GIVEN RECORDS

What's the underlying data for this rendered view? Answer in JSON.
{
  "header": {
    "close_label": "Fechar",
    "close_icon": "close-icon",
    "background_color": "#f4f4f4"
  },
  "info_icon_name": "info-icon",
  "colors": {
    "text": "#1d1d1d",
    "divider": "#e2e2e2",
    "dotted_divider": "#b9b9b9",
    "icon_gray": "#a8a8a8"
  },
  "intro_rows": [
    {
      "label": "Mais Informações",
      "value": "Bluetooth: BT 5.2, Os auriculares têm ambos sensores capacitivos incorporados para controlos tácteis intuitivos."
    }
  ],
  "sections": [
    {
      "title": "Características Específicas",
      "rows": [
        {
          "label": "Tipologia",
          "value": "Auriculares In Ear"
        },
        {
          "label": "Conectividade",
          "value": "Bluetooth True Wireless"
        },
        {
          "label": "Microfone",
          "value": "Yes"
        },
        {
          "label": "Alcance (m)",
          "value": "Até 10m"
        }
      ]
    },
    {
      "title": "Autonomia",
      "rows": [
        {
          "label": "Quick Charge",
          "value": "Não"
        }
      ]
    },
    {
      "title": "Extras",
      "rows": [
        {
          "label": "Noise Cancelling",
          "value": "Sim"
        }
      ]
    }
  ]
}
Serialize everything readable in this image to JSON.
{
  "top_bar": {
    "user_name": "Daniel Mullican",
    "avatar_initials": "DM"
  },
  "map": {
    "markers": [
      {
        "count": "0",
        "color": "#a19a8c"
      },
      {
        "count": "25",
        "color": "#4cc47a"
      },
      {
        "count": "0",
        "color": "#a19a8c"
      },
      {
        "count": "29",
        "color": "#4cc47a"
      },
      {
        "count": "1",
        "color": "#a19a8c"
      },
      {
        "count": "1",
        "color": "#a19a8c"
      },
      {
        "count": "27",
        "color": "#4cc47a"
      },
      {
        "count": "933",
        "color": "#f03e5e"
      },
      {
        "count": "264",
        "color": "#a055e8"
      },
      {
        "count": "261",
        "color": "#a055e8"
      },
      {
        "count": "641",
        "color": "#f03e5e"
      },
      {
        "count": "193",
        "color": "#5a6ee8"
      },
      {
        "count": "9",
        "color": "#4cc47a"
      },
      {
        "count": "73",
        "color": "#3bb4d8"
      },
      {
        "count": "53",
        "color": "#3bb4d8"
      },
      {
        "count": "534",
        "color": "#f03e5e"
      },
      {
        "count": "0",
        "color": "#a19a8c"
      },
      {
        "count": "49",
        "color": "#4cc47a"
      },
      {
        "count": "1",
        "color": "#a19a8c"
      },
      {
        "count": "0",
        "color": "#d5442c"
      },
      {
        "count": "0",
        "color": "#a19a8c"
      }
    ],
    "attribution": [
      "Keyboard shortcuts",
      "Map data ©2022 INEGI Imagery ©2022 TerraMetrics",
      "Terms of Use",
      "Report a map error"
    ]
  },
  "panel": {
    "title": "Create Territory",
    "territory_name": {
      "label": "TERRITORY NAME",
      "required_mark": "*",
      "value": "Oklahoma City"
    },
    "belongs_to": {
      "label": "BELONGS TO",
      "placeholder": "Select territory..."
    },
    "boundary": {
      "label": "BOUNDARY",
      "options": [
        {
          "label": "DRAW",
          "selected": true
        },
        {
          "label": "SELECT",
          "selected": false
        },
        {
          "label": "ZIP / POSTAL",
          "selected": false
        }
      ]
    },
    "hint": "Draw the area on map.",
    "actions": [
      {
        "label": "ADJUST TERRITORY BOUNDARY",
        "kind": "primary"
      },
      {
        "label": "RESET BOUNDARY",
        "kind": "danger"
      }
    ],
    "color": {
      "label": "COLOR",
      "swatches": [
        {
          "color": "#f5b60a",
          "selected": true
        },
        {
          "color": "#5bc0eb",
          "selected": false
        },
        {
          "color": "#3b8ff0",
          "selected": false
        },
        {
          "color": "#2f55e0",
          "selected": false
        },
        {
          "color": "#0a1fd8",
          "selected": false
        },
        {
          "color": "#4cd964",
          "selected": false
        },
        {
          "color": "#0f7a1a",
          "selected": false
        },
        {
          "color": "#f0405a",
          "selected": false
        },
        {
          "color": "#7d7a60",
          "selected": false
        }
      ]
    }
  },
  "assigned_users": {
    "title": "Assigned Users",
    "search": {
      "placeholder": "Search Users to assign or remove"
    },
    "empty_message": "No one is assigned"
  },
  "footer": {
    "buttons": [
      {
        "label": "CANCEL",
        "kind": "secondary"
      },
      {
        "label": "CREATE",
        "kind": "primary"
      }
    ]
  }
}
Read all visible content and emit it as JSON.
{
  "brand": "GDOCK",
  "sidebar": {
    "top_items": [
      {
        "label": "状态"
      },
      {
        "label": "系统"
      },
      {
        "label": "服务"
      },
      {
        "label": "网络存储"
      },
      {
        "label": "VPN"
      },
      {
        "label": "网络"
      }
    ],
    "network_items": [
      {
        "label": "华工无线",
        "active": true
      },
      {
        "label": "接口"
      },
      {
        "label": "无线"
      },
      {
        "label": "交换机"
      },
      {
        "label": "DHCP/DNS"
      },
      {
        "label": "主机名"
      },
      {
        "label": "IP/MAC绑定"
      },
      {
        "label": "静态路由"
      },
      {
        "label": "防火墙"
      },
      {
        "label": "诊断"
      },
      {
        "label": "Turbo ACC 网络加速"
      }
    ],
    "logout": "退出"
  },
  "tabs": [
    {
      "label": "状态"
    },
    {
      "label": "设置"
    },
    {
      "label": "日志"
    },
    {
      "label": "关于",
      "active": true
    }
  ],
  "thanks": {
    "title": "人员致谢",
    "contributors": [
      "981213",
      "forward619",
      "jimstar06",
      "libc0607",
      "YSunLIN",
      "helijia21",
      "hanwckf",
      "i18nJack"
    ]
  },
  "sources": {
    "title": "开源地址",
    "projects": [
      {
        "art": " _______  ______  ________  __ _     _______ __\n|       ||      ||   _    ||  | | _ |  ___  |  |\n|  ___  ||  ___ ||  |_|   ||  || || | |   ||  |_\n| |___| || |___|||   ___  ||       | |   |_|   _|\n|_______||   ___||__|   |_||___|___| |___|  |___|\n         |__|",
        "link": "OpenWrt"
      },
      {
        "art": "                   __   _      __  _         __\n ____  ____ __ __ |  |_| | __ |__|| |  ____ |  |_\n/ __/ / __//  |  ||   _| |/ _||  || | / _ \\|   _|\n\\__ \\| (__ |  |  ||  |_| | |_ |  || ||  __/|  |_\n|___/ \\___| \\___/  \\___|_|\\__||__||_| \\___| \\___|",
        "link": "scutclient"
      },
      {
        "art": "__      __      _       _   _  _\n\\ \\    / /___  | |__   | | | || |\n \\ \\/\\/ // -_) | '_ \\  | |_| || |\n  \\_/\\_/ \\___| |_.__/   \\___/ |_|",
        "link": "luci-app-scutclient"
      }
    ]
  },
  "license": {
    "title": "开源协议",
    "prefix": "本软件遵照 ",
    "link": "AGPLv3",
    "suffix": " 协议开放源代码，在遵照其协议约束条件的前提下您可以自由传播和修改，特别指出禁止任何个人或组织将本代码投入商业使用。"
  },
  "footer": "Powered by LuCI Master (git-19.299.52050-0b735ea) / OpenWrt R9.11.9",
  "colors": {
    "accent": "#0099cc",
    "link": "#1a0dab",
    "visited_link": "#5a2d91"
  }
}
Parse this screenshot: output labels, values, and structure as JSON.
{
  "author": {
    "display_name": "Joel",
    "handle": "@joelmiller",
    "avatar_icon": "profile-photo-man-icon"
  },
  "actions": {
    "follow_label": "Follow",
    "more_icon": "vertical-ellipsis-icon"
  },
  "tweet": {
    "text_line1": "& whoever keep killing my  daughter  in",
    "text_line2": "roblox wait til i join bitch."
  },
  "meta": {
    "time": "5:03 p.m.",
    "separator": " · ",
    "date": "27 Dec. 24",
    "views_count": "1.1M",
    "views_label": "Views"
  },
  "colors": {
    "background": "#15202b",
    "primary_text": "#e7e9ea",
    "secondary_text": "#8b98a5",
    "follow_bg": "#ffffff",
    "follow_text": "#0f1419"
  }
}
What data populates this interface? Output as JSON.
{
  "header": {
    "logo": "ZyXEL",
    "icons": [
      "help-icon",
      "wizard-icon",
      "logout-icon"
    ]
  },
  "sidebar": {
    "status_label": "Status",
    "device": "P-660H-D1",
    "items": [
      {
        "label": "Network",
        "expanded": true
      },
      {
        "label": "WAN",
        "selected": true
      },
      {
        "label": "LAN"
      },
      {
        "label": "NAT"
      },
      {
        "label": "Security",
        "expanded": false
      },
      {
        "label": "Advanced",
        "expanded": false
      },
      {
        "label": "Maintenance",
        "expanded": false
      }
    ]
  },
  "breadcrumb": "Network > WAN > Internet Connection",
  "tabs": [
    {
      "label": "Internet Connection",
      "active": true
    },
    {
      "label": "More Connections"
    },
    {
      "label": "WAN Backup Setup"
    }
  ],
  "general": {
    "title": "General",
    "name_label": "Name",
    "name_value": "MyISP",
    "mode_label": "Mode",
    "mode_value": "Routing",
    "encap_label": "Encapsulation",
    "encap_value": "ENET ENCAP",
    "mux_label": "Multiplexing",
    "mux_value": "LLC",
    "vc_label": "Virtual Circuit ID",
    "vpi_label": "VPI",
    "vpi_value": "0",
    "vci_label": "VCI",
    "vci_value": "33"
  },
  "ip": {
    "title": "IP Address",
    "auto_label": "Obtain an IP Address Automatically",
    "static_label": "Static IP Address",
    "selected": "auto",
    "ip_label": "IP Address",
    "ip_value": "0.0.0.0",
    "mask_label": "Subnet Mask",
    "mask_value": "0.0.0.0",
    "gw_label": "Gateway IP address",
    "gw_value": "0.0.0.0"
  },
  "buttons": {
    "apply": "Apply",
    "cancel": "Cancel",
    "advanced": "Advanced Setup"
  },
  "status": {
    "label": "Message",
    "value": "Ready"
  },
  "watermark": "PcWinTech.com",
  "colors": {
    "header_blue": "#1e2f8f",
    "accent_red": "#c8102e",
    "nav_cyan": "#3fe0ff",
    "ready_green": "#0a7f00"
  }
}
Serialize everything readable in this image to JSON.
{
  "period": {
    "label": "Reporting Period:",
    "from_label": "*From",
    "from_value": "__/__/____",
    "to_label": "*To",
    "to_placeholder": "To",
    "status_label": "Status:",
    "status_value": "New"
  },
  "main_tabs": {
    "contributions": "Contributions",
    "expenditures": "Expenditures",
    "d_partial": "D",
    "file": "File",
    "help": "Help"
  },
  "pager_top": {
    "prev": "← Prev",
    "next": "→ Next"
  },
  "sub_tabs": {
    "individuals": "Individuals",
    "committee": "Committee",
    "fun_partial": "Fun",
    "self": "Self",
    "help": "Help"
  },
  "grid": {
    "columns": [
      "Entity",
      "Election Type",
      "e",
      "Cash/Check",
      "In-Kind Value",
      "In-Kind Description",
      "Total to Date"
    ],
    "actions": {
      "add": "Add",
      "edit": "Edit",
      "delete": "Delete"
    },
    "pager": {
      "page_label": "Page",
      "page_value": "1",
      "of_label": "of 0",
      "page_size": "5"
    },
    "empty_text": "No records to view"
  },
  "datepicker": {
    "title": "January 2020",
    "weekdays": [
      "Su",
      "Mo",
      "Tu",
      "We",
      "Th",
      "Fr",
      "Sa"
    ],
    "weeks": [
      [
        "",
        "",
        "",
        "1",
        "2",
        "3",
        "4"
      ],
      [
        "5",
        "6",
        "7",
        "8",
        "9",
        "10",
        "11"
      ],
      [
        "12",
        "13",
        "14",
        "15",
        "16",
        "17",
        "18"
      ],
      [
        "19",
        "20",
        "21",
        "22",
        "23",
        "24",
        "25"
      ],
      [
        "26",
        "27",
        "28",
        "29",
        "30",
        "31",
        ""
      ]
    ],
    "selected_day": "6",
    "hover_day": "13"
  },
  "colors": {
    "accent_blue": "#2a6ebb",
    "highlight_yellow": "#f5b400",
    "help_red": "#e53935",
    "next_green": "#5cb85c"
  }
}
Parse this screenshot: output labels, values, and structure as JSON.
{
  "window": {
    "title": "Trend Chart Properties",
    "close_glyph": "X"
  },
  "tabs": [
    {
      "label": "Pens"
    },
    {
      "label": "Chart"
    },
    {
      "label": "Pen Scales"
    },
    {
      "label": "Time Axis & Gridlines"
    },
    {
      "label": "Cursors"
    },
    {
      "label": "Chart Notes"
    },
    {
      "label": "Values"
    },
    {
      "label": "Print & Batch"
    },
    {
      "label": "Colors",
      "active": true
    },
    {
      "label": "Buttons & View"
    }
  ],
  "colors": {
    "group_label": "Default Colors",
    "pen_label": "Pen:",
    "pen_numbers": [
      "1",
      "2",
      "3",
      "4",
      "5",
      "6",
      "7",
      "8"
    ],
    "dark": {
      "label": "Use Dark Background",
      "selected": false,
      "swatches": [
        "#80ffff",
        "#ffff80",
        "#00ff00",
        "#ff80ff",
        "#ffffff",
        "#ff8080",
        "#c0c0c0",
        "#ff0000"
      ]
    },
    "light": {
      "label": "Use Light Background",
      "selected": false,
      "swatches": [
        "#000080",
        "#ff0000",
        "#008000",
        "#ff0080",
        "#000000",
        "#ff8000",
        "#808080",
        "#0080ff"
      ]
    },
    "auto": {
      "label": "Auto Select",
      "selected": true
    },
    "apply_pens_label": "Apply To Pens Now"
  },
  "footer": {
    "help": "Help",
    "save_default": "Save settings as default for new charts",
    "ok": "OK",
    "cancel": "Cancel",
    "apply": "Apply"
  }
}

WORK REQUIRED
Check each line of the records for "scutclient" and copy the ones that contain it.

ANSWER TO THE EXERCISE
        "link": "scutclient"
        "link": "luci-app-scutclient"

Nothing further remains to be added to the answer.